• TASK BRIEF: Without including any images, repeat the data exactly.

====== EXCERPTED RECORDS

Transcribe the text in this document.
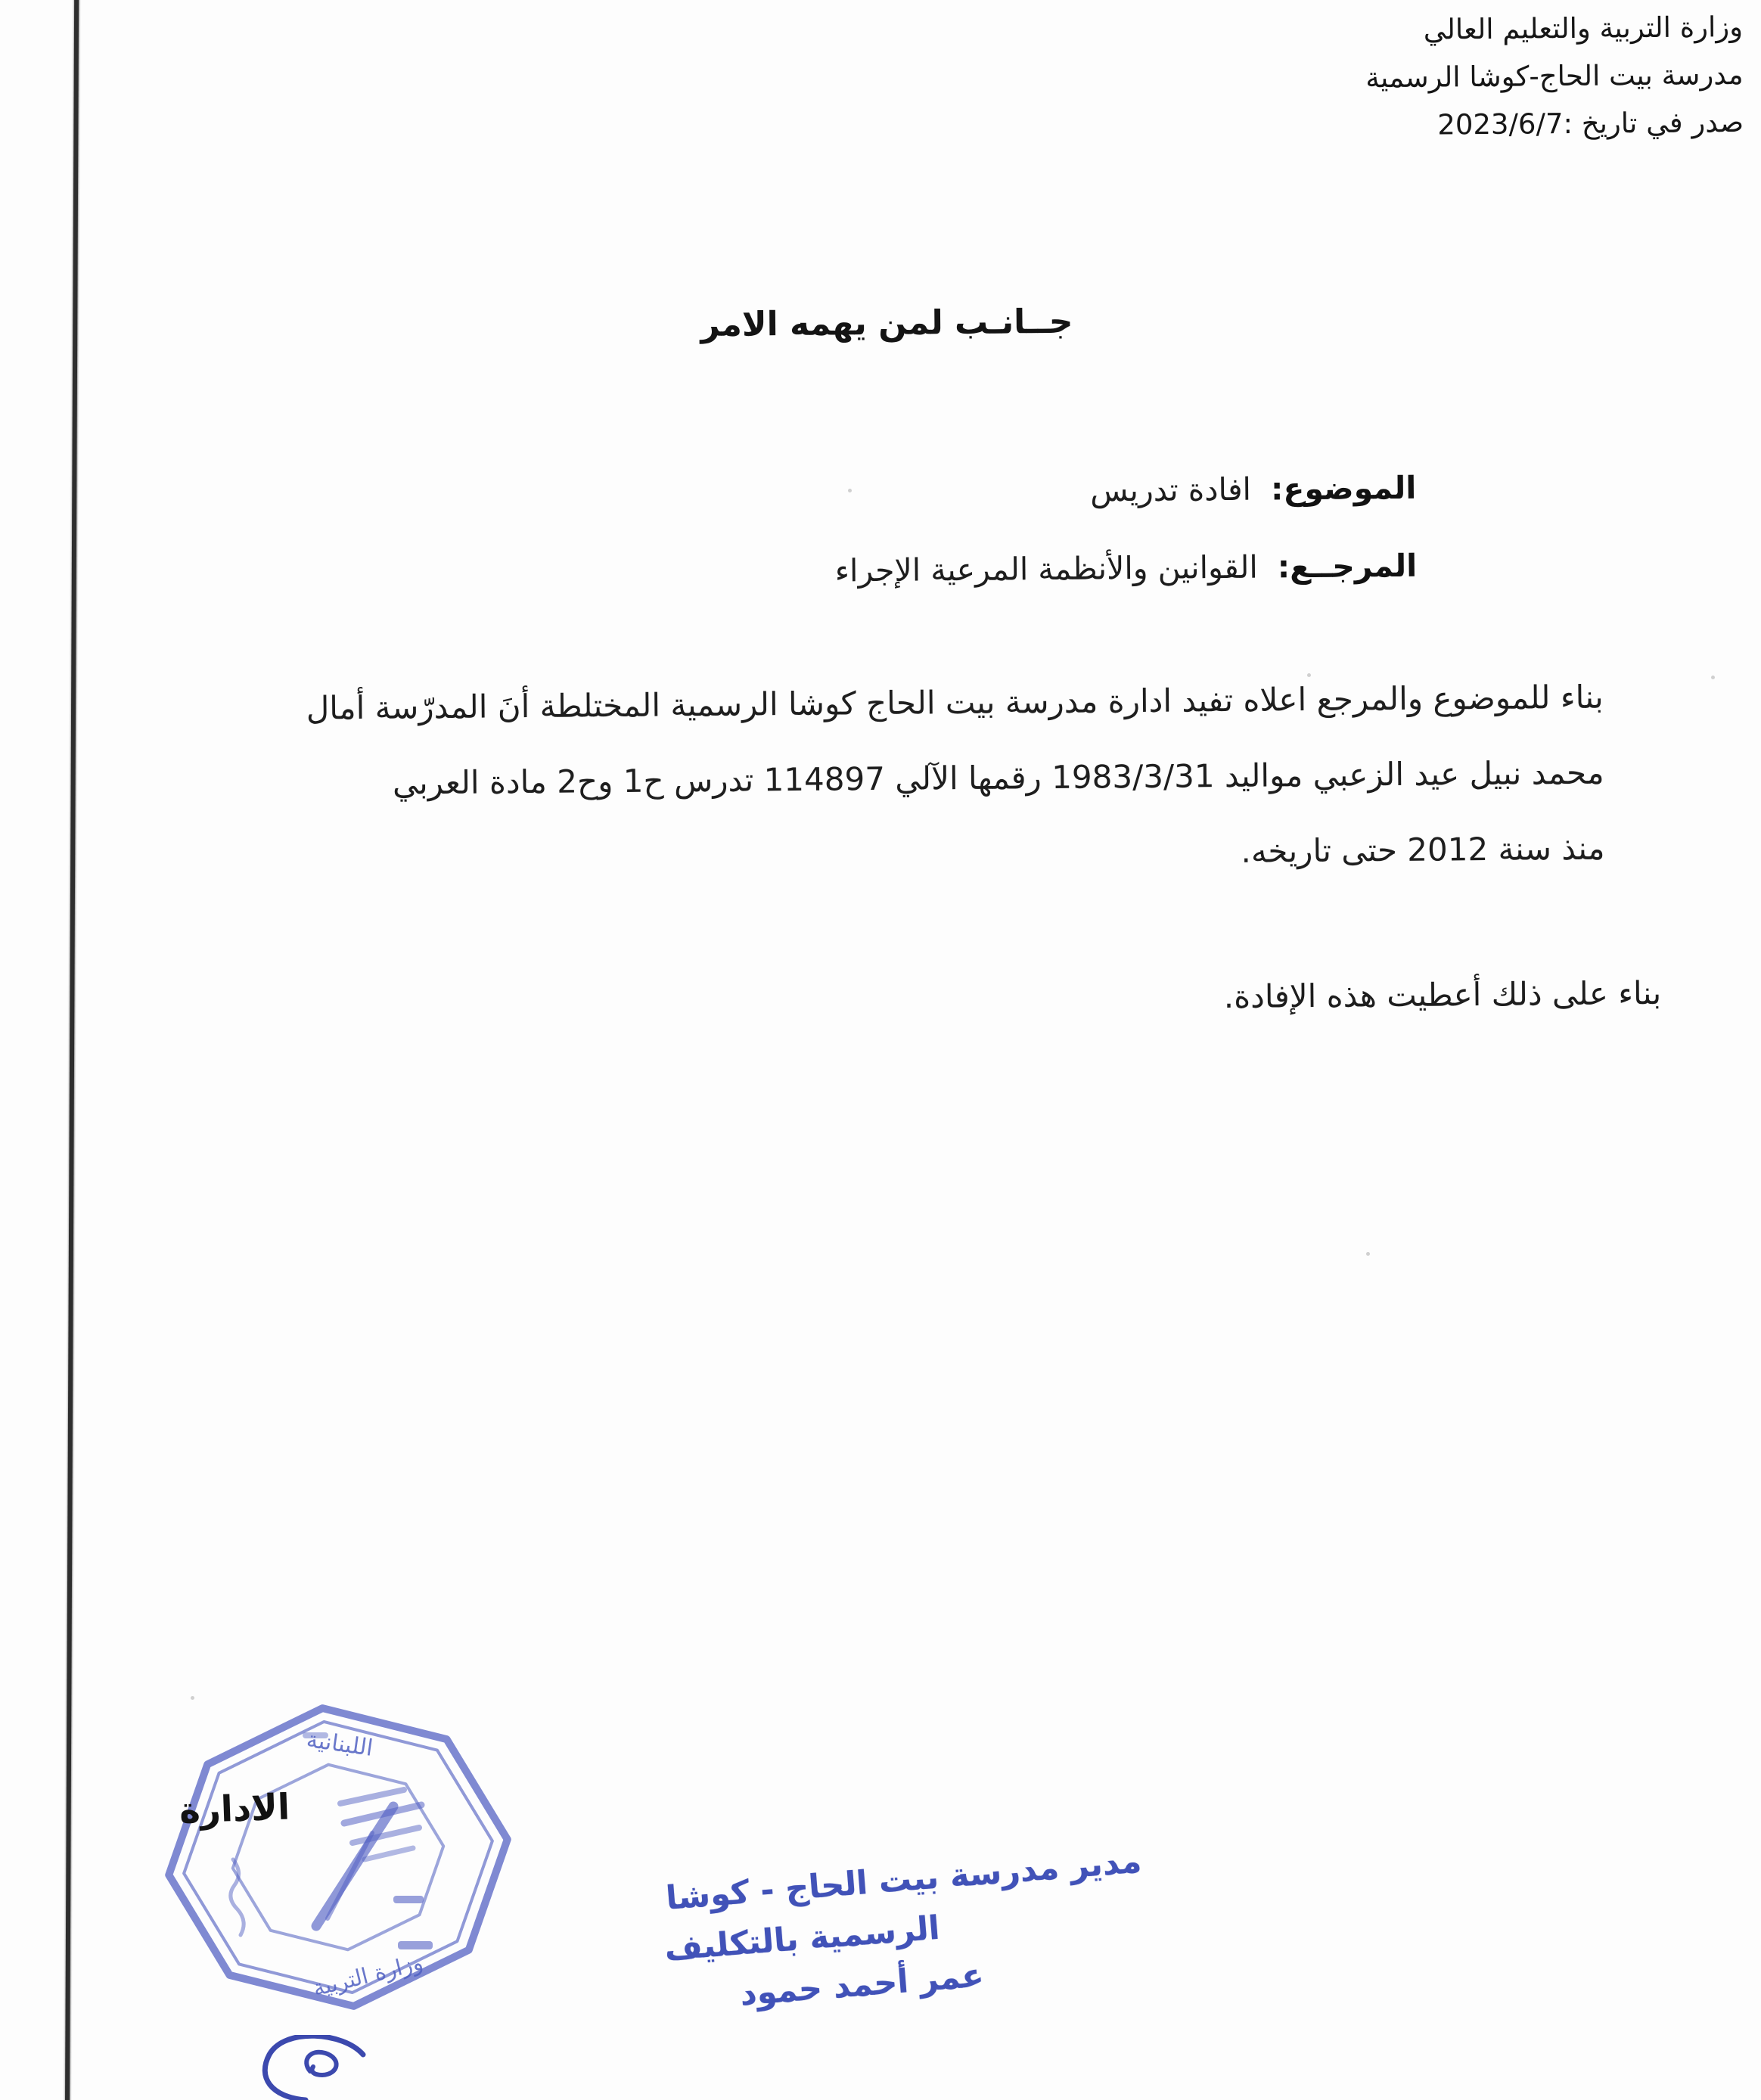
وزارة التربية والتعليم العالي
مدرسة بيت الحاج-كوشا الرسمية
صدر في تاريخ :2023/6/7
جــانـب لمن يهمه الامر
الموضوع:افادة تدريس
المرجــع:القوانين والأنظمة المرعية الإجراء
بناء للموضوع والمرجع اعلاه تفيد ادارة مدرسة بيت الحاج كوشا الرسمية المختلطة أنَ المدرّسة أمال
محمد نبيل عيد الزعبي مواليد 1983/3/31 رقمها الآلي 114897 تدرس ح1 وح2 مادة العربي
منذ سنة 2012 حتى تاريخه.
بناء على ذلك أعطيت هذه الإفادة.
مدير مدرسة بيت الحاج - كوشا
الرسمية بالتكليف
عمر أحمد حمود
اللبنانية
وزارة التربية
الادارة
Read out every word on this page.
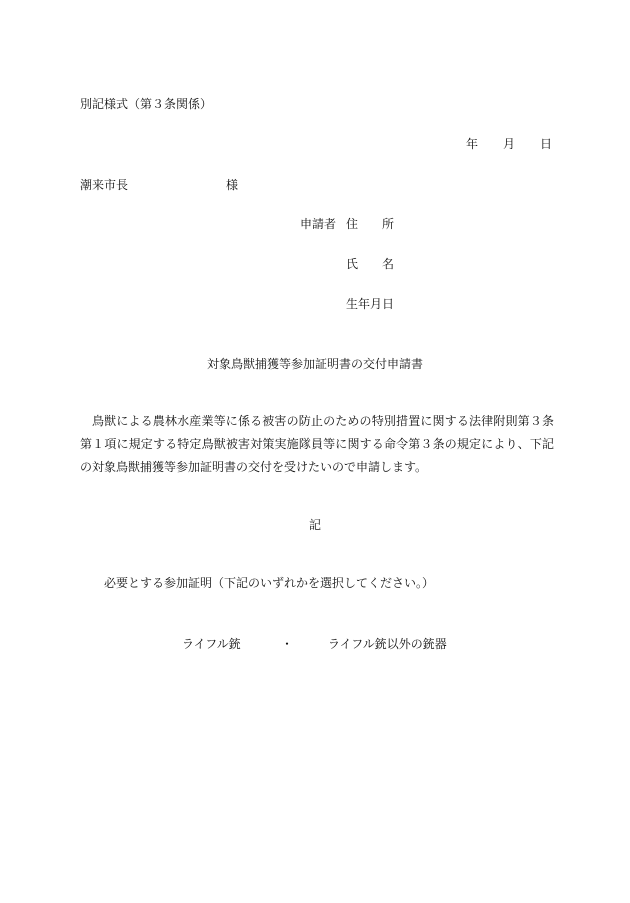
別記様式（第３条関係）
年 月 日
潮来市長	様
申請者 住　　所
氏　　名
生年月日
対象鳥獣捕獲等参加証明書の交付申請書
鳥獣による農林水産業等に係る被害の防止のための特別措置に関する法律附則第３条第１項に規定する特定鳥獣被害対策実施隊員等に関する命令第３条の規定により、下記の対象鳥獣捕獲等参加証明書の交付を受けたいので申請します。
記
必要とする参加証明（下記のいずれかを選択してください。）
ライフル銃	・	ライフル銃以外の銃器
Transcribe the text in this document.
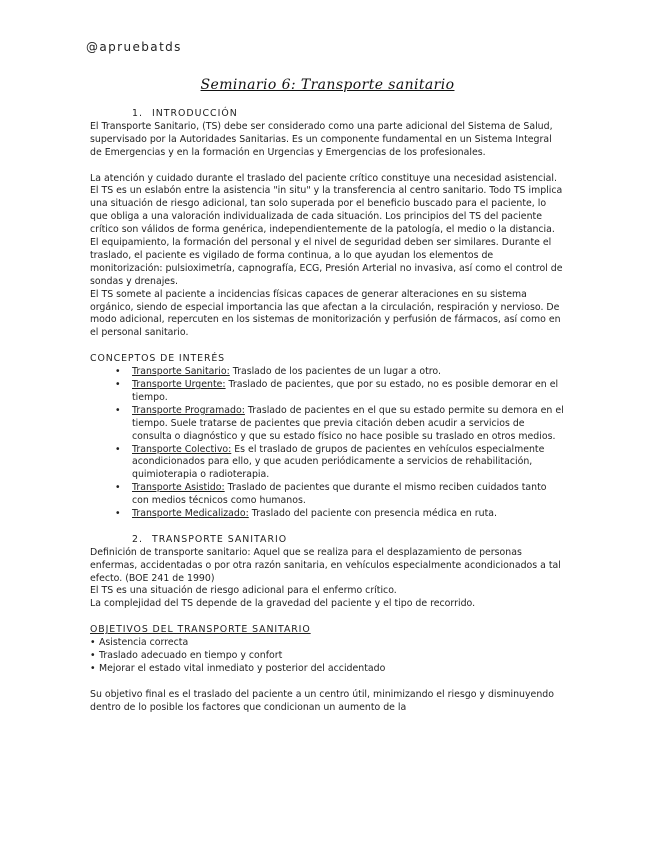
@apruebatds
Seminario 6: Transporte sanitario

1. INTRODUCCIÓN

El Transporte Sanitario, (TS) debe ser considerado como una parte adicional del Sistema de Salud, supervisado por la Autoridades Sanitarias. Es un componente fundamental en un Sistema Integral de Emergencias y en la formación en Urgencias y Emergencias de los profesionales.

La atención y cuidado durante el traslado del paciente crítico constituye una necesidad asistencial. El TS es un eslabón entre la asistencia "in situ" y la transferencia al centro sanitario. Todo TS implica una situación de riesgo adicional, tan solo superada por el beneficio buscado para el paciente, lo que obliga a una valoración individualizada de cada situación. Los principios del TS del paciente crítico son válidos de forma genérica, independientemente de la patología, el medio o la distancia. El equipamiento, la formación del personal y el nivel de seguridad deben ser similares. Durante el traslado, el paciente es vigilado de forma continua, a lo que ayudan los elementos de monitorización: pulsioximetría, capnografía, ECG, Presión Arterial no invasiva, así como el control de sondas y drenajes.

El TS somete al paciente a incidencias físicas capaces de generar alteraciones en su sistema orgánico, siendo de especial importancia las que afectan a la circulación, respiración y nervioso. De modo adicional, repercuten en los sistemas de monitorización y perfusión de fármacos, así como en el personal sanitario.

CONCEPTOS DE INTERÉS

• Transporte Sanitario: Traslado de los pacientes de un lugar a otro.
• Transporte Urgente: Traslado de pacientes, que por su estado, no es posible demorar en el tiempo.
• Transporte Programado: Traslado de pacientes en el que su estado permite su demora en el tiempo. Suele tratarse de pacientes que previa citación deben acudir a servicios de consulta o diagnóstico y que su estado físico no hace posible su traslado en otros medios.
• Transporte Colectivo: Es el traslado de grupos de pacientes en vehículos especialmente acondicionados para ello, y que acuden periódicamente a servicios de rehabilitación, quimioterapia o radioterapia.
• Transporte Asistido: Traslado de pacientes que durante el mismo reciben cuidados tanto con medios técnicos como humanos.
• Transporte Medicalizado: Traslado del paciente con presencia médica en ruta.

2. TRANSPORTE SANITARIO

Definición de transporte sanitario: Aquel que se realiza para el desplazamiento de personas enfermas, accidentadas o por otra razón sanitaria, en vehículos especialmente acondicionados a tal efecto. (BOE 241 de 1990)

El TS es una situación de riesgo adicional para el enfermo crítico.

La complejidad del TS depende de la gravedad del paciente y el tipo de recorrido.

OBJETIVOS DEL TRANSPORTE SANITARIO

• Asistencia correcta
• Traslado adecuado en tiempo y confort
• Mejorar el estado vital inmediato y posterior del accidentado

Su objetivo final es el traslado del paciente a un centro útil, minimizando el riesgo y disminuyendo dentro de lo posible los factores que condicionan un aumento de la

============

• WRITTEN SOLUTION:
Transcribe the text in this document.
وزارة التربية والتعليم العالي
مدرسة بيت الحاج-كوشا الرسمية
صدر في تاريخ :2023/6/7
جــانـب لمن يهمه الامر
الموضوع:افادة تدريس
المرجــع:القوانين والأنظمة المرعية الإجراء
بناء للموضوع والمرجع اعلاه تفيد ادارة مدرسة بيت الحاج كوشا الرسمية المختلطة أنَ المدرّسة أمال
محمد نبيل عيد الزعبي مواليد 1983/3/31 رقمها الآلي 114897 تدرس ح1 وح2 مادة العربي
منذ سنة 2012 حتى تاريخه.
بناء على ذلك أعطيت هذه الإفادة.
مدير مدرسة بيت الحاج - كوشا
الرسمية بالتكليف
عمر أحمد حمود
اللبنانية
وزارة التربية
الادارة
Read out every word on this page.
別記様式（第３条関係）
年 月 日
潮来市長	様
申請者 住　　所
氏　　名
生年月日
対象鳥獣捕獲等参加証明書の交付申請書
鳥獣による農林水産業等に係る被害の防止のための特別措置に関する法律附則第３条第１項に規定する特定鳥獣被害対策実施隊員等に関する命令第３条の規定により、下記の対象鳥獣捕獲等参加証明書の交付を受けたいので申請します。
記
必要とする参加証明（下記のいずれかを選択してください。）
ライフル銃	・	ライフル銃以外の銃器
Transcribe the text in this document.
@apruebatds
Seminario 6: Transporte sanitario

1. INTRODUCCIÓN

El Transporte Sanitario, (TS) debe ser considerado como una parte adicional del Sistema de Salud, supervisado por la Autoridades Sanitarias. Es un componente fundamental en un Sistema Integral de Emergencias y en la formación en Urgencias y Emergencias de los profesionales.

La atención y cuidado durante el traslado del paciente crítico constituye una necesidad asistencial. El TS es un eslabón entre la asistencia "in situ" y la transferencia al centro sanitario. Todo TS implica una situación de riesgo adicional, tan solo superada por el beneficio buscado para el paciente, lo que obliga a una valoración individualizada de cada situación. Los principios del TS del paciente crítico son válidos de forma genérica, independientemente de la patología, el medio o la distancia. El equipamiento, la formación del personal y el nivel de seguridad deben ser similares. Durante el traslado, el paciente es vigilado de forma continua, a lo que ayudan los elementos de monitorización: pulsioximetría, capnografía, ECG, Presión Arterial no invasiva, así como el control de sondas y drenajes.

El TS somete al paciente a incidencias físicas capaces de generar alteraciones en su sistema orgánico, siendo de especial importancia las que afectan a la circulación, respiración y nervioso. De modo adicional, repercuten en los sistemas de monitorización y perfusión de fármacos, así como en el personal sanitario.

CONCEPTOS DE INTERÉS

• Transporte Sanitario: Traslado de los pacientes de un lugar a otro.
• Transporte Urgente: Traslado de pacientes, que por su estado, no es posible demorar en el tiempo.
• Transporte Programado: Traslado de pacientes en el que su estado permite su demora en el tiempo. Suele tratarse de pacientes que previa citación deben acudir a servicios de consulta o diagnóstico y que su estado físico no hace posible su traslado en otros medios.
• Transporte Colectivo: Es el traslado de grupos de pacientes en vehículos especialmente acondicionados para ello, y que acuden periódicamente a servicios de rehabilitación, quimioterapia o radioterapia.
• Transporte Asistido: Traslado de pacientes que durante el mismo reciben cuidados tanto con medios técnicos como humanos.
• Transporte Medicalizado: Traslado del paciente con presencia médica en ruta.

2. TRANSPORTE SANITARIO

Definición de transporte sanitario: Aquel que se realiza para el desplazamiento de personas enfermas, accidentadas o por otra razón sanitaria, en vehículos especialmente acondicionados a tal efecto. (BOE 241 de 1990)

El TS es una situación de riesgo adicional para el enfermo crítico.

La complejidad del TS depende de la gravedad del paciente y el tipo de recorrido.

OBJETIVOS DEL TRANSPORTE SANITARIO

• Asistencia correcta
• Traslado adecuado en tiempo y confort
• Mejorar el estado vital inmediato y posterior del accidentado

Su objetivo final es el traslado del paciente a un centro útil, minimizando el riesgo y disminuyendo dentro de lo posible los factores que condicionan un aumento de la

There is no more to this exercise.